## BEGIN DATA LISTING

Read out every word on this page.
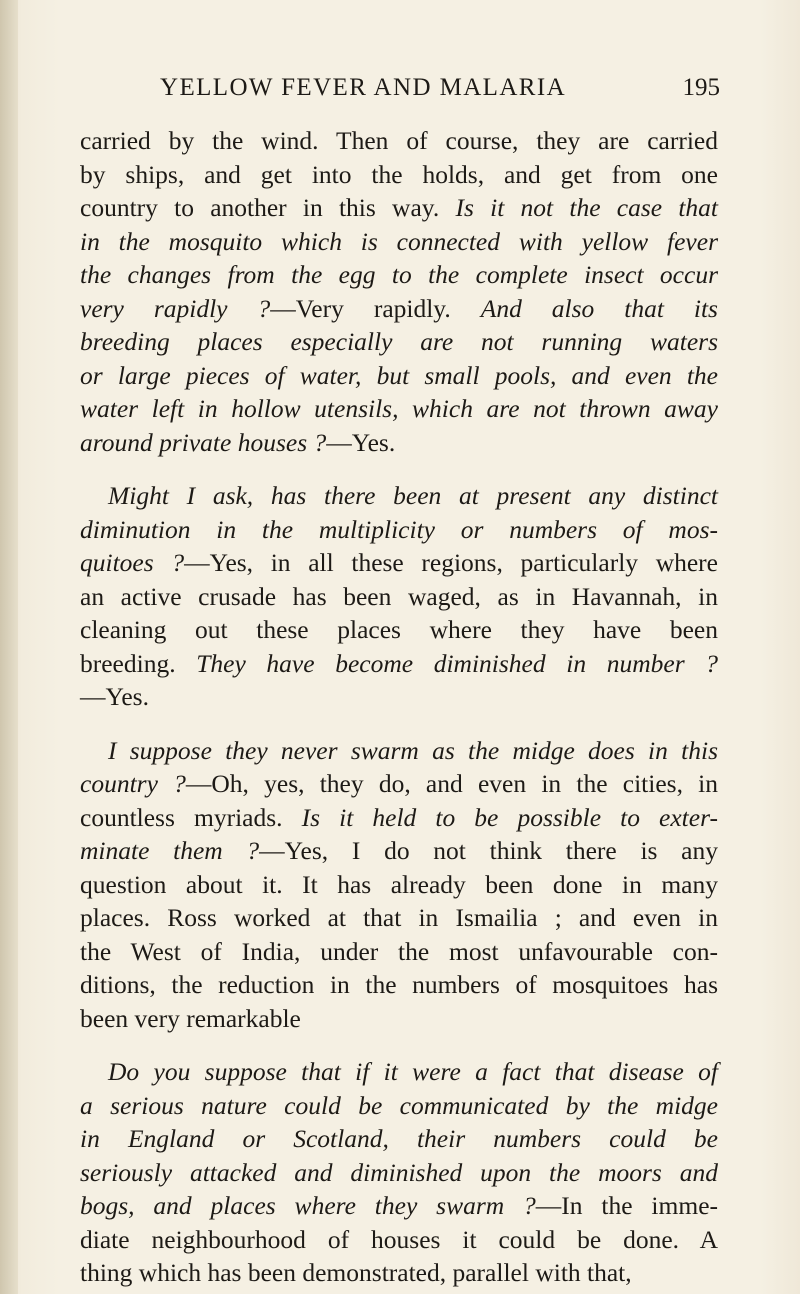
YELLOW FEVER AND MALARIA	195
carried by the wind. Then of course, they are carried
by ships, and get into the holds, and get from one
country to another in this way. Is it not the case that
in the mosquito which is connected with yellow fever
the changes from the egg to the complete insect occur
very rapidly ?—Very rapidly. And also that its
breeding places especially are not running waters
or large pieces of water, but small pools, and even the
water left in hollow utensils, which are not thrown away
around private houses ?—Yes.
Might I ask, has there been at present any distinct
diminution in the multiplicity or numbers of mos-
quitoes ?—Yes, in all these regions, particularly where
an active crusade has been waged, as in Havannah, in
cleaning out these places where they have been
breeding. They have become diminished in number ?
—Yes.
I suppose they never swarm as the midge does in this
country ?—Oh, yes, they do, and even in the cities, in
countless myriads. Is it held to be possible to exter-
minate them ?—Yes, I do not think there is any
question about it. It has already been done in many
places. Ross worked at that in Ismailia ; and even in
the West of India, under the most unfavourable con-
ditions, the reduction in the numbers of mosquitoes has
been very remarkable
Do you suppose that if it were a fact that disease of
a serious nature could be communicated by the midge
in England or Scotland, their numbers could be
seriously attacked and diminished upon the moors and
bogs, and places where they swarm ?—In the imme-
diate neighbourhood of houses it could be done. A
thing which has been demonstrated, parallel with that,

## END DATA LISTING

*TASK REQUIREMENTS:* Only a number is wanted: how many lines contain "have"?

*SOLUTION FOR THIS EXERCISE:* 2